Write the data out again, exactly as given.

### Extracted material
========================================================================
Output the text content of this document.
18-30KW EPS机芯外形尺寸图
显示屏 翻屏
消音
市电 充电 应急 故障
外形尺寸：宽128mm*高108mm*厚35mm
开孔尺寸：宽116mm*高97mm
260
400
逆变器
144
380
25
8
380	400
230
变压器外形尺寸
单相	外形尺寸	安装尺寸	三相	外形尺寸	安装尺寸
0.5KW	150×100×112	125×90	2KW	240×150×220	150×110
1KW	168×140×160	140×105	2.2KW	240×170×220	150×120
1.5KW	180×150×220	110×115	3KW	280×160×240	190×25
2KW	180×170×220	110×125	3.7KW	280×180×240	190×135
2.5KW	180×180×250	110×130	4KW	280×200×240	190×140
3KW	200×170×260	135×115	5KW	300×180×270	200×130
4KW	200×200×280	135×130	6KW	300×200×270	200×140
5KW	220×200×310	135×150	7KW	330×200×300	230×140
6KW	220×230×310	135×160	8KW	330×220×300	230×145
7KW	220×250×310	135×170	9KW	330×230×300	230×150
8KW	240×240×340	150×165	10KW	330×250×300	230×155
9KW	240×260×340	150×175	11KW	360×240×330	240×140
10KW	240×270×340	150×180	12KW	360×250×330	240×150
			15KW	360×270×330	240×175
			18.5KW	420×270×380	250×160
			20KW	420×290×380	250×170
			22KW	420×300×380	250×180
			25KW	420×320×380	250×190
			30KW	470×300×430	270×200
========================================================================
### Written answer
Output the text content of this document.
18-30KW EPS机芯外形尺寸图
显示屏 翻屏
消音
市电 充电 应急 故障
外形尺寸：宽128mm*高108mm*厚35mm
开孔尺寸：宽116mm*高97mm
260
400
逆变器
144
380
25
8
380	400
230
变压器外形尺寸
单相	外形尺寸	安装尺寸	三相	外形尺寸	安装尺寸
0.5KW	150×100×112	125×90	2KW	240×150×220	150×110
1KW	168×140×160	140×105	2.2KW	240×170×220	150×120
1.5KW	180×150×220	110×115	3KW	280×160×240	190×25
2KW	180×170×220	110×125	3.7KW	280×180×240	190×135
2.5KW	180×180×250	110×130	4KW	280×200×240	190×140
3KW	200×170×260	135×115	5KW	300×180×270	200×130
4KW	200×200×280	135×130	6KW	300×200×270	200×140
5KW	220×200×310	135×150	7KW	330×200×300	230×140
6KW	220×230×310	135×160	8KW	330×220×300	230×145
7KW	220×250×310	135×170	9KW	330×230×300	230×150
8KW	240×240×340	150×165	10KW	330×250×300	230×155
9KW	240×260×340	150×175	11KW	360×240×330	240×140
10KW	240×270×340	150×180	12KW	360×250×330	240×150
			15KW	360×270×330	240×175
			18.5KW	420×270×380	250×160
			20KW	420×290×380	250×170
			22KW	420×300×380	250×180
			25KW	420×320×380	250×190
			30KW	470×300×430	270×200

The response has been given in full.